Which lines hold the word "JSON"? Copy each of them from the material.

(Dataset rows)
● ● ● ● ● ● ●

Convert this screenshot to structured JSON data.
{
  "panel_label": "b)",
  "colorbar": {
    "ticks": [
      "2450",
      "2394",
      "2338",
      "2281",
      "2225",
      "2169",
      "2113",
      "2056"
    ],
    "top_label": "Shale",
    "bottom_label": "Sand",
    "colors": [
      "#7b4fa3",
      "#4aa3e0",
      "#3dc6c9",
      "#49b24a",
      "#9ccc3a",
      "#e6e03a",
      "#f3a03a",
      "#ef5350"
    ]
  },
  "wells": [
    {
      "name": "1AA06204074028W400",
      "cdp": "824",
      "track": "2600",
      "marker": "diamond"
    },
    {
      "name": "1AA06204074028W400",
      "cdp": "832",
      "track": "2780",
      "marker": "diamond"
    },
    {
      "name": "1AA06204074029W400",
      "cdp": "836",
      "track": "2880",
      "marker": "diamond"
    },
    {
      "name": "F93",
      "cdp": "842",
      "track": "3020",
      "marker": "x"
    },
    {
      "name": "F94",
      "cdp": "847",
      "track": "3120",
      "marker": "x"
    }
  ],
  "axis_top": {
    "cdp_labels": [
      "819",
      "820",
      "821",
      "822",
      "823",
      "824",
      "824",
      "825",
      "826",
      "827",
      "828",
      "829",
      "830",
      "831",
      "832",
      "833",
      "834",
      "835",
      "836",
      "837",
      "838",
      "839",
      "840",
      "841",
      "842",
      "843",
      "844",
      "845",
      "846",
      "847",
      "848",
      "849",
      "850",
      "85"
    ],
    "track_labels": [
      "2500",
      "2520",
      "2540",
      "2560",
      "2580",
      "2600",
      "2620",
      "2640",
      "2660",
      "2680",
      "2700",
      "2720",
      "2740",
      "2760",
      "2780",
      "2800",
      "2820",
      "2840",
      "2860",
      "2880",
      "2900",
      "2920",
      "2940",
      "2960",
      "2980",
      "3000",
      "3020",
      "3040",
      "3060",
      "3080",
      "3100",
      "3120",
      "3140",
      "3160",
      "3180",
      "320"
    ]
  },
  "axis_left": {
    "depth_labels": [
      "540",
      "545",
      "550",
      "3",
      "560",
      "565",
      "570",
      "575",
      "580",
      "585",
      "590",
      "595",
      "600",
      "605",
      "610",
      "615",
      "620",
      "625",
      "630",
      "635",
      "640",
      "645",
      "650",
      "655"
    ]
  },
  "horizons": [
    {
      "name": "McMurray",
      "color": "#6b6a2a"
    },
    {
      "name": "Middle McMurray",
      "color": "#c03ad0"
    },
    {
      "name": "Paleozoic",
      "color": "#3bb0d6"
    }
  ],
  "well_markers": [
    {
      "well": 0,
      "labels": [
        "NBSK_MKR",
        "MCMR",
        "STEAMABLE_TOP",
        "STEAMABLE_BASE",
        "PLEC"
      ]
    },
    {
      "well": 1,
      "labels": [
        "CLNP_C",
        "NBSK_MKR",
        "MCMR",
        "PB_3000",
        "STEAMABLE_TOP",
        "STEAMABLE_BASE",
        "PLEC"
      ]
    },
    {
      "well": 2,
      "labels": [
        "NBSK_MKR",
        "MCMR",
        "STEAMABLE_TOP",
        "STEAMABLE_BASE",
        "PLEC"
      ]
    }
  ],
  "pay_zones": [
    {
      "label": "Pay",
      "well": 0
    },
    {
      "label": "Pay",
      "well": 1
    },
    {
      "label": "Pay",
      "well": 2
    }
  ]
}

● ● ● ● ● ● ●

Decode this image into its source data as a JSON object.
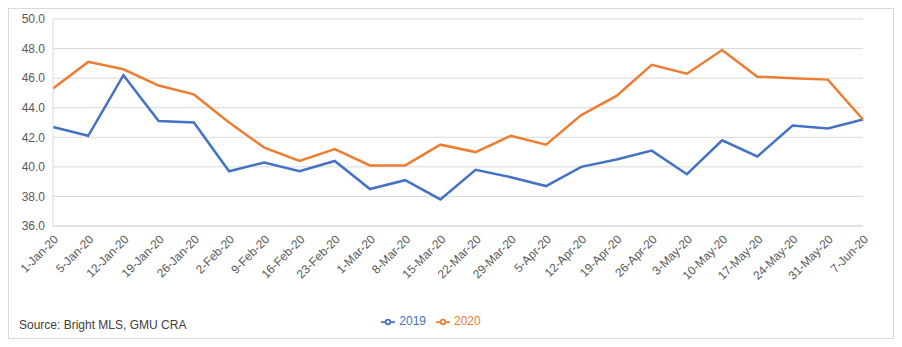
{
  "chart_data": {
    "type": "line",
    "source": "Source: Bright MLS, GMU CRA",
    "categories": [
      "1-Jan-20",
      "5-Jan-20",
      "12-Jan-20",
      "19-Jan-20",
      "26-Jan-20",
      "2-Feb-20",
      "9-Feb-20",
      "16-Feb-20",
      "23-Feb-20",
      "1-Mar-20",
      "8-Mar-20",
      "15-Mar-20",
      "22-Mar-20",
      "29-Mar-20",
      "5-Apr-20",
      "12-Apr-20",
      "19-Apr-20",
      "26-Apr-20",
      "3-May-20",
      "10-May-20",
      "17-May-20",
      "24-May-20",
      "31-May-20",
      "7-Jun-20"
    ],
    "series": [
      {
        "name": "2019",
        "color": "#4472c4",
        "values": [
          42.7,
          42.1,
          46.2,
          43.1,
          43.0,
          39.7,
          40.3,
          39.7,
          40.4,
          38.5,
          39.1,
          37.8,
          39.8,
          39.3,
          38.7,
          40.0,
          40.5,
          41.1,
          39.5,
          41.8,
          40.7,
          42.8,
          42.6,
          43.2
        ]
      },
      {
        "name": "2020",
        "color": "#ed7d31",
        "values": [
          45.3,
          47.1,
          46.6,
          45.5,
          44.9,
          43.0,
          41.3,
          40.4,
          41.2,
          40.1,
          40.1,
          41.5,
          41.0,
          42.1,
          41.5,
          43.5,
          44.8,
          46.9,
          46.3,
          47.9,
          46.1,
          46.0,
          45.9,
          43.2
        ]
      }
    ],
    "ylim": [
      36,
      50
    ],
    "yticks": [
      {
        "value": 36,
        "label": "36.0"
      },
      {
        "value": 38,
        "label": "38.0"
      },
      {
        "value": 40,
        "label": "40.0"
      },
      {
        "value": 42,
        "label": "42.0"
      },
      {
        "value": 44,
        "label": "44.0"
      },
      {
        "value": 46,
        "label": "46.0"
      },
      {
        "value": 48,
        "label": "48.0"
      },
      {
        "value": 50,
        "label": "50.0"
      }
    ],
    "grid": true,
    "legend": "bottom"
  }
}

● ● ● ● ● ● ●

**RESULT BELOW:**
Convert this screenshot to structured JSON data.
Decode this image into its source data as a JSON object.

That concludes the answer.